(Stored data)
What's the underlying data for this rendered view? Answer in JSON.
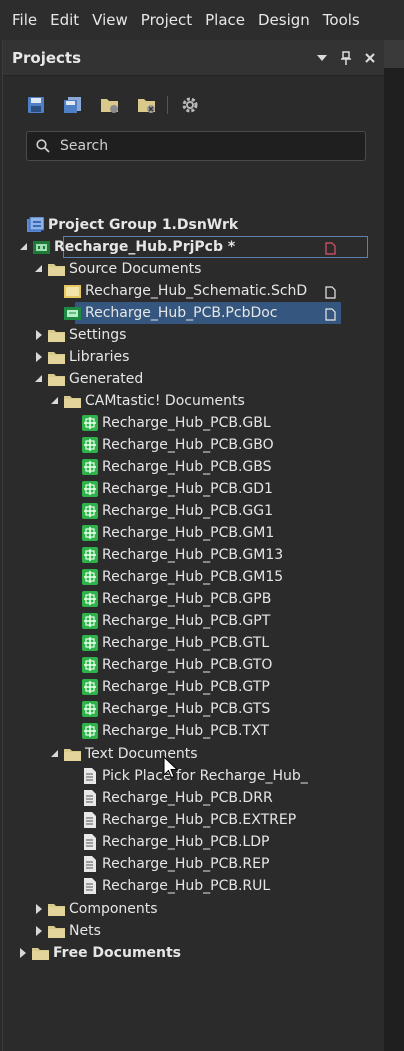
{
  "menubar": {
    "items": [
      "File",
      "Edit",
      "View",
      "Project",
      "Place",
      "Design",
      "Tools"
    ]
  },
  "panel": {
    "title": "Projects",
    "header_icons": [
      "dropdown-arrow-icon",
      "pin-icon",
      "close-icon"
    ]
  },
  "toolbar": {
    "icons": [
      "save-icon",
      "save-all-icon",
      "project-options-icon",
      "close-project-icon",
      "settings-gear-icon"
    ]
  },
  "search": {
    "placeholder": "Search"
  },
  "tree": {
    "project_group": "Project Group 1.DsnWrk",
    "project": "Recharge_Hub.PrjPcb *",
    "source_documents": "Source Documents",
    "schematic": "Recharge_Hub_Schematic.SchD",
    "pcb": "Recharge_Hub_PCB.PcbDoc",
    "settings": "Settings",
    "libraries": "Libraries",
    "generated": "Generated",
    "camtastic": "CAMtastic! Documents",
    "cam_files": [
      "Recharge_Hub_PCB.GBL",
      "Recharge_Hub_PCB.GBO",
      "Recharge_Hub_PCB.GBS",
      "Recharge_Hub_PCB.GD1",
      "Recharge_Hub_PCB.GG1",
      "Recharge_Hub_PCB.GM1",
      "Recharge_Hub_PCB.GM13",
      "Recharge_Hub_PCB.GM15",
      "Recharge_Hub_PCB.GPB",
      "Recharge_Hub_PCB.GPT",
      "Recharge_Hub_PCB.GTL",
      "Recharge_Hub_PCB.GTO",
      "Recharge_Hub_PCB.GTP",
      "Recharge_Hub_PCB.GTS",
      "Recharge_Hub_PCB.TXT"
    ],
    "text_documents": "Text Documents",
    "text_files": [
      "Pick Place for Recharge_Hub_",
      "Recharge_Hub_PCB.DRR",
      "Recharge_Hub_PCB.EXTREP",
      "Recharge_Hub_PCB.LDP",
      "Recharge_Hub_PCB.REP",
      "Recharge_Hub_PCB.RUL"
    ],
    "components": "Components",
    "nets": "Nets",
    "free_documents": "Free Documents"
  },
  "colors": {
    "folder": "#d9c98a",
    "cam_icon": "#2db34a",
    "selection": "#35577f",
    "modified_mark": "#e0556a"
  }
}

• **TO BE DONE**:
Do not copy the pictures, but repeat every line exactly.

• **EXERCISE OUTPUT**:
What's the underlying data for this rendered view? Answer in JSON.
{
  "menubar": {
    "items": [
      "File",
      "Edit",
      "View",
      "Project",
      "Place",
      "Design",
      "Tools"
    ]
  },
  "panel": {
    "title": "Projects",
    "header_icons": [
      "dropdown-arrow-icon",
      "pin-icon",
      "close-icon"
    ]
  },
  "toolbar": {
    "icons": [
      "save-icon",
      "save-all-icon",
      "project-options-icon",
      "close-project-icon",
      "settings-gear-icon"
    ]
  },
  "search": {
    "placeholder": "Search"
  },
  "tree": {
    "project_group": "Project Group 1.DsnWrk",
    "project": "Recharge_Hub.PrjPcb *",
    "source_documents": "Source Documents",
    "schematic": "Recharge_Hub_Schematic.SchD",
    "pcb": "Recharge_Hub_PCB.PcbDoc",
    "settings": "Settings",
    "libraries": "Libraries",
    "generated": "Generated",
    "camtastic": "CAMtastic! Documents",
    "cam_files": [
      "Recharge_Hub_PCB.GBL",
      "Recharge_Hub_PCB.GBO",
      "Recharge_Hub_PCB.GBS",
      "Recharge_Hub_PCB.GD1",
      "Recharge_Hub_PCB.GG1",
      "Recharge_Hub_PCB.GM1",
      "Recharge_Hub_PCB.GM13",
      "Recharge_Hub_PCB.GM15",
      "Recharge_Hub_PCB.GPB",
      "Recharge_Hub_PCB.GPT",
      "Recharge_Hub_PCB.GTL",
      "Recharge_Hub_PCB.GTO",
      "Recharge_Hub_PCB.GTP",
      "Recharge_Hub_PCB.GTS",
      "Recharge_Hub_PCB.TXT"
    ],
    "text_documents": "Text Documents",
    "text_files": [
      "Pick Place for Recharge_Hub_",
      "Recharge_Hub_PCB.DRR",
      "Recharge_Hub_PCB.EXTREP",
      "Recharge_Hub_PCB.LDP",
      "Recharge_Hub_PCB.REP",
      "Recharge_Hub_PCB.RUL"
    ],
    "components": "Components",
    "nets": "Nets",
    "free_documents": "Free Documents"
  },
  "colors": {
    "folder": "#d9c98a",
    "cam_icon": "#2db34a",
    "selection": "#35577f",
    "modified_mark": "#e0556a"
  }
}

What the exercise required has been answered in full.